>> Start

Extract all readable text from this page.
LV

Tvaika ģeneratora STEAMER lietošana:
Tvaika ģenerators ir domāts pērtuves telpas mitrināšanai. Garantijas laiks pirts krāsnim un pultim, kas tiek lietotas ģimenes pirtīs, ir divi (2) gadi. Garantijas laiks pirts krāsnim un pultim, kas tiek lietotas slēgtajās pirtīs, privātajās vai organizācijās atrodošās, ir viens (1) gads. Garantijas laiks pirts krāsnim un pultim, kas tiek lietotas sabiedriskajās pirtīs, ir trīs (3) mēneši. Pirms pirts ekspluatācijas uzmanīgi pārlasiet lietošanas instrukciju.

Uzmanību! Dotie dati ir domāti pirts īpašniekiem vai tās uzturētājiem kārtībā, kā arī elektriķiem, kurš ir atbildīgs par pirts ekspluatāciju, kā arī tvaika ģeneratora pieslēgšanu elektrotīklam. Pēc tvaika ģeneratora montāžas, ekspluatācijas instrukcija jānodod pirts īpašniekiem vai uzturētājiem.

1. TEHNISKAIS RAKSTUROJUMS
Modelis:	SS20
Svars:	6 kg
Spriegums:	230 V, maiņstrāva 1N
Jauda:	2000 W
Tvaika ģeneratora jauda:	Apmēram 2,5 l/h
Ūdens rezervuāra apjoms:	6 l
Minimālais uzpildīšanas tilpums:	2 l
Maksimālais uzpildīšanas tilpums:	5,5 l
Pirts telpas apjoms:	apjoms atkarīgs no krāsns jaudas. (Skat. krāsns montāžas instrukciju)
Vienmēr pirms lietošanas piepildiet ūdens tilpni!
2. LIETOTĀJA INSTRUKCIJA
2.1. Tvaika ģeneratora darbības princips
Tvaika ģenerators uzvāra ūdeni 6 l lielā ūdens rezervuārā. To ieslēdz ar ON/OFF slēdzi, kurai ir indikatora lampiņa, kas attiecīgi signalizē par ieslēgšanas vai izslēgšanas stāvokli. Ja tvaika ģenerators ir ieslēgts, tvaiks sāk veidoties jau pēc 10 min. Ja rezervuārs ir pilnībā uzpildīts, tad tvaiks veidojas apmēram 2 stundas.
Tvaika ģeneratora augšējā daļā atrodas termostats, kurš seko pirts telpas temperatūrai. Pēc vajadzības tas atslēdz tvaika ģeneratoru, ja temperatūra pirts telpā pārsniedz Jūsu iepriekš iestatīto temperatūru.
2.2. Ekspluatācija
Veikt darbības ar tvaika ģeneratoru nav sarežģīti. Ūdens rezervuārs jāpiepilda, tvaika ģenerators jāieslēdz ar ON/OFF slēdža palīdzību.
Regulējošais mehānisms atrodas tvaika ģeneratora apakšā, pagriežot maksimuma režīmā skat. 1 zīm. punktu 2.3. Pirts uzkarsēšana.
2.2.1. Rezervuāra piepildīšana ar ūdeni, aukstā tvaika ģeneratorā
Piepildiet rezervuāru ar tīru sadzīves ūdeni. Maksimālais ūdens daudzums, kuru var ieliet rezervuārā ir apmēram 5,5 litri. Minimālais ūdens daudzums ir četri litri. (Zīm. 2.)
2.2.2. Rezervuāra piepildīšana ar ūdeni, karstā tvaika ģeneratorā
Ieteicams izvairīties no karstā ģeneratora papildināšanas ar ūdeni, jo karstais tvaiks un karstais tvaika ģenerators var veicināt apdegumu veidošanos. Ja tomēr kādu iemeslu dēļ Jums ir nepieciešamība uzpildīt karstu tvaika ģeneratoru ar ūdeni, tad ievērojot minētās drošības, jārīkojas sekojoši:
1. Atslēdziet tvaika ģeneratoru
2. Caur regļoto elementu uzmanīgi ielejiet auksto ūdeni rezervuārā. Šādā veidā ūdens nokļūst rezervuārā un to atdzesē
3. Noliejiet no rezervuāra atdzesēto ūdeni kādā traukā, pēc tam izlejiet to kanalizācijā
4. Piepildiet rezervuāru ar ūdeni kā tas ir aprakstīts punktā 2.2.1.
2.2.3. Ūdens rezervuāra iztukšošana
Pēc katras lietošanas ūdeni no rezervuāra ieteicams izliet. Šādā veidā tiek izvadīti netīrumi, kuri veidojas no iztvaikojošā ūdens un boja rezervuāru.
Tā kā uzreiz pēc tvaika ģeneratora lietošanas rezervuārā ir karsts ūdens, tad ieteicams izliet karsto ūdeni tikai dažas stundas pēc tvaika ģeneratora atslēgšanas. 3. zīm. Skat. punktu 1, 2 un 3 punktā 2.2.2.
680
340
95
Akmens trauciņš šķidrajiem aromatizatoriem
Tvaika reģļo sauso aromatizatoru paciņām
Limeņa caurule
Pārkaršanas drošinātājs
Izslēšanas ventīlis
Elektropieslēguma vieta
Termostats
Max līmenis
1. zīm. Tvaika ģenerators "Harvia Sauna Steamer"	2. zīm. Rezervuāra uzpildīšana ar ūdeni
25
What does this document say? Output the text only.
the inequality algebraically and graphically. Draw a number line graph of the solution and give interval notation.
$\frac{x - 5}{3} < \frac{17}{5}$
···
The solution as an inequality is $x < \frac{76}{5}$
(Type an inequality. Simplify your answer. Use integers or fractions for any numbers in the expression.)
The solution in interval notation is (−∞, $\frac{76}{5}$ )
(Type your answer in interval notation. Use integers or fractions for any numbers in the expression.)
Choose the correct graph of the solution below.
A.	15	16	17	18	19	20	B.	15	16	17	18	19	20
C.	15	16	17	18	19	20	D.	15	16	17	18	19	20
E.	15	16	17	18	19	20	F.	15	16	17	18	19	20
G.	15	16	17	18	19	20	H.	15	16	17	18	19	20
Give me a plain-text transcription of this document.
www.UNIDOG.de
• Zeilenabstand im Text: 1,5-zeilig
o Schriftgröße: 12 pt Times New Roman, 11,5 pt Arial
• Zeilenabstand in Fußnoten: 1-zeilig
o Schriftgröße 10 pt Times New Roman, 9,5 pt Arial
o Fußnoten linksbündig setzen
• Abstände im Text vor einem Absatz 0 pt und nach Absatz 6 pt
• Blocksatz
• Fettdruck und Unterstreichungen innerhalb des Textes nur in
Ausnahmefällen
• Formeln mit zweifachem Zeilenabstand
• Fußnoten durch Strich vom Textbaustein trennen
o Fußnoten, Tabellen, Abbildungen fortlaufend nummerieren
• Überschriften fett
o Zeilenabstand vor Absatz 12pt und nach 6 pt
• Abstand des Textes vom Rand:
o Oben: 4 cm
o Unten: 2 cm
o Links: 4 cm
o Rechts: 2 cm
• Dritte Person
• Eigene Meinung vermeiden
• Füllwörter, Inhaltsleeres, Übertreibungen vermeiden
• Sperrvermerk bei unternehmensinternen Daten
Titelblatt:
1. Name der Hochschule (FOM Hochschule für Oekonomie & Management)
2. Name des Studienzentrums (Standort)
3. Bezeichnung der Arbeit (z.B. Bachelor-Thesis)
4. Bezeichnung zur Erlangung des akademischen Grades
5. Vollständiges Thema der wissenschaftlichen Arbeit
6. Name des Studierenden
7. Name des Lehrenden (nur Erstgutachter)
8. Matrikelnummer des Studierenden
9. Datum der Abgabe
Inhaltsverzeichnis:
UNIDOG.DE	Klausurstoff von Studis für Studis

>> End

= DO THIS =
Repeat every entry exactly as written above.

= REPLY TO THE EXERCISE =
Extract all readable text from this page.
LV

Tvaika ģeneratora STEAMER lietošana:
Tvaika ģenerators ir domāts pērtuves telpas mitrināšanai. Garantijas laiks pirts krāsnim un pultim, kas tiek lietotas ģimenes pirtīs, ir divi (2) gadi. Garantijas laiks pirts krāsnim un pultim, kas tiek lietotas slēgtajās pirtīs, privātajās vai organizācijās atrodošās, ir viens (1) gads. Garantijas laiks pirts krāsnim un pultim, kas tiek lietotas sabiedriskajās pirtīs, ir trīs (3) mēneši. Pirms pirts ekspluatācijas uzmanīgi pārlasiet lietošanas instrukciju.

Uzmanību! Dotie dati ir domāti pirts īpašniekiem vai tās uzturētājiem kārtībā, kā arī elektriķiem, kurš ir atbildīgs par pirts ekspluatāciju, kā arī tvaika ģeneratora pieslēgšanu elektrotīklam. Pēc tvaika ģeneratora montāžas, ekspluatācijas instrukcija jānodod pirts īpašniekiem vai uzturētājiem.

1. TEHNISKAIS RAKSTUROJUMS
Modelis:	SS20
Svars:	6 kg
Spriegums:	230 V, maiņstrāva 1N
Jauda:	2000 W
Tvaika ģeneratora jauda:	Apmēram 2,5 l/h
Ūdens rezervuāra apjoms:	6 l
Minimālais uzpildīšanas tilpums:	2 l
Maksimālais uzpildīšanas tilpums:	5,5 l
Pirts telpas apjoms:	apjoms atkarīgs no krāsns jaudas. (Skat. krāsns montāžas instrukciju)
Vienmēr pirms lietošanas piepildiet ūdens tilpni!
2. LIETOTĀJA INSTRUKCIJA
2.1. Tvaika ģeneratora darbības princips
Tvaika ģenerators uzvāra ūdeni 6 l lielā ūdens rezervuārā. To ieslēdz ar ON/OFF slēdzi, kurai ir indikatora lampiņa, kas attiecīgi signalizē par ieslēgšanas vai izslēgšanas stāvokli. Ja tvaika ģenerators ir ieslēgts, tvaiks sāk veidoties jau pēc 10 min. Ja rezervuārs ir pilnībā uzpildīts, tad tvaiks veidojas apmēram 2 stundas.
Tvaika ģeneratora augšējā daļā atrodas termostats, kurš seko pirts telpas temperatūrai. Pēc vajadzības tas atslēdz tvaika ģeneratoru, ja temperatūra pirts telpā pārsniedz Jūsu iepriekš iestatīto temperatūru.
2.2. Ekspluatācija
Veikt darbības ar tvaika ģeneratoru nav sarežģīti. Ūdens rezervuārs jāpiepilda, tvaika ģenerators jāieslēdz ar ON/OFF slēdža palīdzību.
Regulējošais mehānisms atrodas tvaika ģeneratora apakšā, pagriežot maksimuma režīmā skat. 1 zīm. punktu 2.3. Pirts uzkarsēšana.
2.2.1. Rezervuāra piepildīšana ar ūdeni, aukstā tvaika ģeneratorā
Piepildiet rezervuāru ar tīru sadzīves ūdeni. Maksimālais ūdens daudzums, kuru var ieliet rezervuārā ir apmēram 5,5 litri. Minimālais ūdens daudzums ir četri litri. (Zīm. 2.)
2.2.2. Rezervuāra piepildīšana ar ūdeni, karstā tvaika ģeneratorā
Ieteicams izvairīties no karstā ģeneratora papildināšanas ar ūdeni, jo karstais tvaiks un karstais tvaika ģenerators var veicināt apdegumu veidošanos. Ja tomēr kādu iemeslu dēļ Jums ir nepieciešamība uzpildīt karstu tvaika ģeneratoru ar ūdeni, tad ievērojot minētās drošības, jārīkojas sekojoši:
1. Atslēdziet tvaika ģeneratoru
2. Caur regļoto elementu uzmanīgi ielejiet auksto ūdeni rezervuārā. Šādā veidā ūdens nokļūst rezervuārā un to atdzesē
3. Noliejiet no rezervuāra atdzesēto ūdeni kādā traukā, pēc tam izlejiet to kanalizācijā
4. Piepildiet rezervuāru ar ūdeni kā tas ir aprakstīts punktā 2.2.1.
2.2.3. Ūdens rezervuāra iztukšošana
Pēc katras lietošanas ūdeni no rezervuāra ieteicams izliet. Šādā veidā tiek izvadīti netīrumi, kuri veidojas no iztvaikojošā ūdens un boja rezervuāru.
Tā kā uzreiz pēc tvaika ģeneratora lietošanas rezervuārā ir karsts ūdens, tad ieteicams izliet karsto ūdeni tikai dažas stundas pēc tvaika ģeneratora atslēgšanas. 3. zīm. Skat. punktu 1, 2 un 3 punktā 2.2.2.
680
340
95
Akmens trauciņš šķidrajiem aromatizatoriem
Tvaika reģļo sauso aromatizatoru paciņām
Limeņa caurule
Pārkaršanas drošinātājs
Izslēšanas ventīlis
Elektropieslēguma vieta
Termostats
Max līmenis
1. zīm. Tvaika ģenerators "Harvia Sauna Steamer"	2. zīm. Rezervuāra uzpildīšana ar ūdeni
25
What does this document say? Output the text only.
the inequality algebraically and graphically. Draw a number line graph of the solution and give interval notation.
$\frac{x - 5}{3} < \frac{17}{5}$
···
The solution as an inequality is $x < \frac{76}{5}$
(Type an inequality. Simplify your answer. Use integers or fractions for any numbers in the expression.)
The solution in interval notation is (−∞, $\frac{76}{5}$ )
(Type your answer in interval notation. Use integers or fractions for any numbers in the expression.)
Choose the correct graph of the solution below.
A.	15	16	17	18	19	20	B.	15	16	17	18	19	20
C.	15	16	17	18	19	20	D.	15	16	17	18	19	20
E.	15	16	17	18	19	20	F.	15	16	17	18	19	20
G.	15	16	17	18	19	20	H.	15	16	17	18	19	20
Give me a plain-text transcription of this document.
www.UNIDOG.de
• Zeilenabstand im Text: 1,5-zeilig
o Schriftgröße: 12 pt Times New Roman, 11,5 pt Arial
• Zeilenabstand in Fußnoten: 1-zeilig
o Schriftgröße 10 pt Times New Roman, 9,5 pt Arial
o Fußnoten linksbündig setzen
• Abstände im Text vor einem Absatz 0 pt und nach Absatz 6 pt
• Blocksatz
• Fettdruck und Unterstreichungen innerhalb des Textes nur in
Ausnahmefällen
• Formeln mit zweifachem Zeilenabstand
• Fußnoten durch Strich vom Textbaustein trennen
o Fußnoten, Tabellen, Abbildungen fortlaufend nummerieren
• Überschriften fett
o Zeilenabstand vor Absatz 12pt und nach 6 pt
• Abstand des Textes vom Rand:
o Oben: 4 cm
o Unten: 2 cm
o Links: 4 cm
o Rechts: 2 cm
• Dritte Person
• Eigene Meinung vermeiden
• Füllwörter, Inhaltsleeres, Übertreibungen vermeiden
• Sperrvermerk bei unternehmensinternen Daten
Titelblatt:
1. Name der Hochschule (FOM Hochschule für Oekonomie & Management)
2. Name des Studienzentrums (Standort)
3. Bezeichnung der Arbeit (z.B. Bachelor-Thesis)
4. Bezeichnung zur Erlangung des akademischen Grades
5. Vollständiges Thema der wissenschaftlichen Arbeit
6. Name des Studierenden
7. Name des Lehrenden (nur Erstgutachter)
8. Matrikelnummer des Studierenden
9. Datum der Abgabe
Inhaltsverzeichnis:
UNIDOG.DE	Klausurstoff von Studis für Studis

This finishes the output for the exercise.